Activities:
• a. In the chess game score, what does the comment say 17…Be4 has led to?
• b. Duplicate the part of the chess game score between "Bxc4 O-O 9." and "to my database.", inclusive.
───── Supplied passage ─────
Rc5 Rb3 73. Rc6 Ra3 74. Rg6+ Kh5 75. Rg8 Rb3 76. Kd4 Kh4 77. Be4 Rg3 78. Rh8+
Kg5 79. Ke5 Ra3 80. Rg8+ Kh6 81. Rg6+ Kh5 82. Kf4 Ra4 83. Rb6 Rc4 84. Rb7 1-0

1. d4 d5 2. c4 c6 3. e3 Nf6 4. Nc3 e6 5. Nf3 Nbd7 6. Qc2 Bd6 7. Bd3 dxc4 8.
Bxc4 O-O 9. O-O a6 10. Rd1 b5 11. Bd3 Qc7 12. Bd2 c5 13. Ne4 c4 14. Nxd6 Qxd6
15. Be2 Bb7 16. b3 Rfc8 17. bxc4 bxc4 17…Be4 has led to a theoretical debate in recent times. This move is a novelty according to my database.
───── Data shown ─────
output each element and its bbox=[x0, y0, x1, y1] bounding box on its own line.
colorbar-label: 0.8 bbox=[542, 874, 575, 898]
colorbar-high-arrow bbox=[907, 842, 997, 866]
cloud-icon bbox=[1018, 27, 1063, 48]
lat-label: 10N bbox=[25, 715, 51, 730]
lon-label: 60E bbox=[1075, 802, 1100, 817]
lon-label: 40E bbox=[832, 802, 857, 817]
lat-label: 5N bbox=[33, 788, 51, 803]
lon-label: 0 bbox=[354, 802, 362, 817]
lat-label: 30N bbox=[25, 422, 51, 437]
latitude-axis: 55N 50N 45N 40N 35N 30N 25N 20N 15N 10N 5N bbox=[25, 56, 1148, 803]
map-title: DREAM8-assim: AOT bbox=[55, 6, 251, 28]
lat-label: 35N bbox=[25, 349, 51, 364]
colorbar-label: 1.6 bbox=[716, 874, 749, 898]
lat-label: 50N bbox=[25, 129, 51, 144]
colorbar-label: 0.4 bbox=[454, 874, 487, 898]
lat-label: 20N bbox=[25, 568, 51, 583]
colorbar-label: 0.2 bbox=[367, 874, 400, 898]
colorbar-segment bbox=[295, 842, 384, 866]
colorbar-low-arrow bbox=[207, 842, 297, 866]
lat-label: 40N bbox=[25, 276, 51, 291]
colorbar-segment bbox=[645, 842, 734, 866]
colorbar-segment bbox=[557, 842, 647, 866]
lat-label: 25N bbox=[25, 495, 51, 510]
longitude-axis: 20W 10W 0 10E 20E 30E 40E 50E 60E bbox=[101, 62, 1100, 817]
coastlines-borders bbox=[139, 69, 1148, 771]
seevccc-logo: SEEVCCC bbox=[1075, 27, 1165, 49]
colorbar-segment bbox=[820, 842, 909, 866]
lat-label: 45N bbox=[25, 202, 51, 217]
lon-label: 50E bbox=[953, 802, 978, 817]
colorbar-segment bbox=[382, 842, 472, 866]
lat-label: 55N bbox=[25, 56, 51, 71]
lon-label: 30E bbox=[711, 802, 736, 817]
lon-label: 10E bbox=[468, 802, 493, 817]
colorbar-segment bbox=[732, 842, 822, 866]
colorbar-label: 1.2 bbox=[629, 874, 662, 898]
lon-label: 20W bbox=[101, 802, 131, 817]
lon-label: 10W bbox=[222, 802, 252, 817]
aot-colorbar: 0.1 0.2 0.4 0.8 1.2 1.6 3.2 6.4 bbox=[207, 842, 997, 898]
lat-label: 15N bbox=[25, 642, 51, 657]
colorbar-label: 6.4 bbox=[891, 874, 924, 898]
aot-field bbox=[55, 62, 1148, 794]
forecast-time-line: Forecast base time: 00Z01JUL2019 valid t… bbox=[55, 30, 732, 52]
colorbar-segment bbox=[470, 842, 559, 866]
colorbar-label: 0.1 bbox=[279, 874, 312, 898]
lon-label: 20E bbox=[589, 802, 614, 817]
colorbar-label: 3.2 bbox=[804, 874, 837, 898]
─────
Completed exercise:
• a. A theoretical debate in recent times.

• b.
Bxc4 O-O 9. O-O a6 10. Rd1 b5 11. Bd3 Qc7 12. Bd2 c5 13. Ne4 c4 14. Nxd6 Qxd6
15. Be2 Bb7 16. b3 Rfc8 17. bxc4 bxc4 17…Be4 has led to a theoretical debate in recent times. This move is a novelty according to my database.